Goal: Transcribe each line of the material as it is, and drop any picture.

Input:
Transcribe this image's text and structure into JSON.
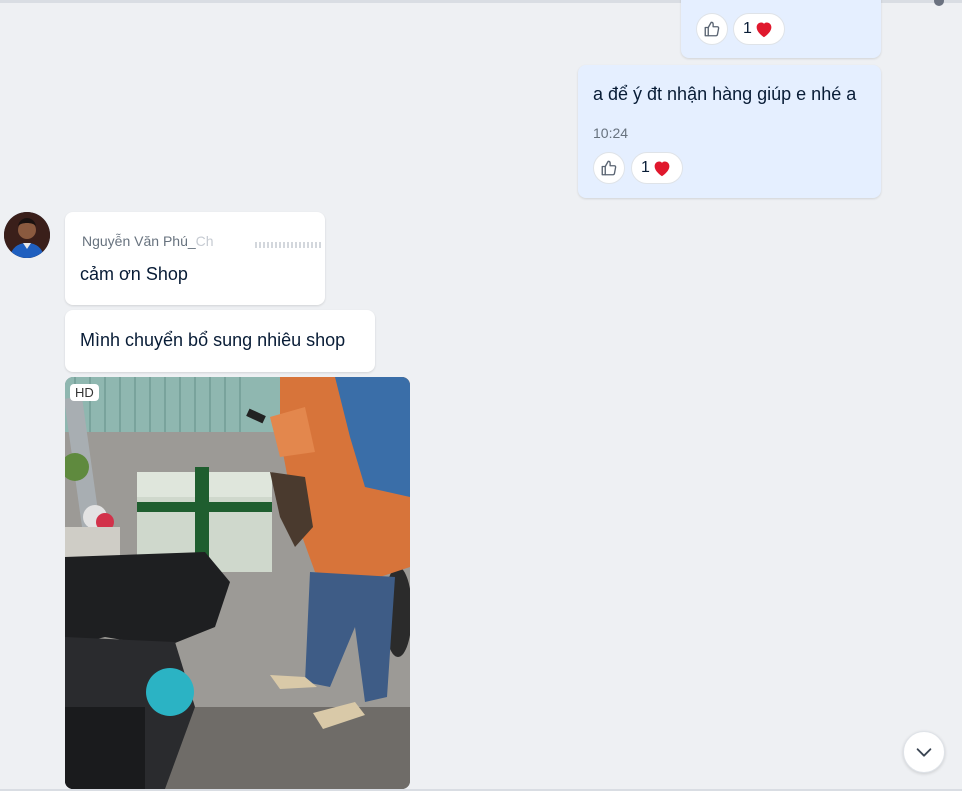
{
  "messages": {
    "outgoing_top": {
      "reaction_count": "1"
    },
    "outgoing_2": {
      "text": "a để ý đt nhận hàng giúp e nhé a",
      "time": "10:24",
      "reaction_count": "1"
    },
    "incoming_1": {
      "sender": "Nguyễn Văn Phú_",
      "sender_suffix": "Ch",
      "text": "cảm ơn Shop"
    },
    "incoming_2": {
      "text": "Mình chuyển bổ sung nhiêu shop"
    },
    "incoming_photo": {
      "badge": "HD"
    }
  },
  "icons": {
    "like": "thumbs-up-icon",
    "heart": "heart-icon",
    "scroll_down": "chevron-down-icon"
  },
  "colors": {
    "background": "#eef0f3",
    "outgoing_bubble": "#e5efff",
    "incoming_bubble": "#ffffff",
    "heart": "#e0182d",
    "text": "#081c36",
    "muted": "#67727e"
  }
}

Exercise response:
Transcribe this image's text and structure into JSON.
{
  "messages": {
    "outgoing_top": {
      "reaction_count": "1"
    },
    "outgoing_2": {
      "text": "a để ý đt nhận hàng giúp e nhé a",
      "time": "10:24",
      "reaction_count": "1"
    },
    "incoming_1": {
      "sender": "Nguyễn Văn Phú_",
      "sender_suffix": "Ch",
      "text": "cảm ơn Shop"
    },
    "incoming_2": {
      "text": "Mình chuyển bổ sung nhiêu shop"
    },
    "incoming_photo": {
      "badge": "HD"
    }
  },
  "icons": {
    "like": "thumbs-up-icon",
    "heart": "heart-icon",
    "scroll_down": "chevron-down-icon"
  },
  "colors": {
    "background": "#eef0f3",
    "outgoing_bubble": "#e5efff",
    "incoming_bubble": "#ffffff",
    "heart": "#e0182d",
    "text": "#081c36",
    "muted": "#67727e"
  }
}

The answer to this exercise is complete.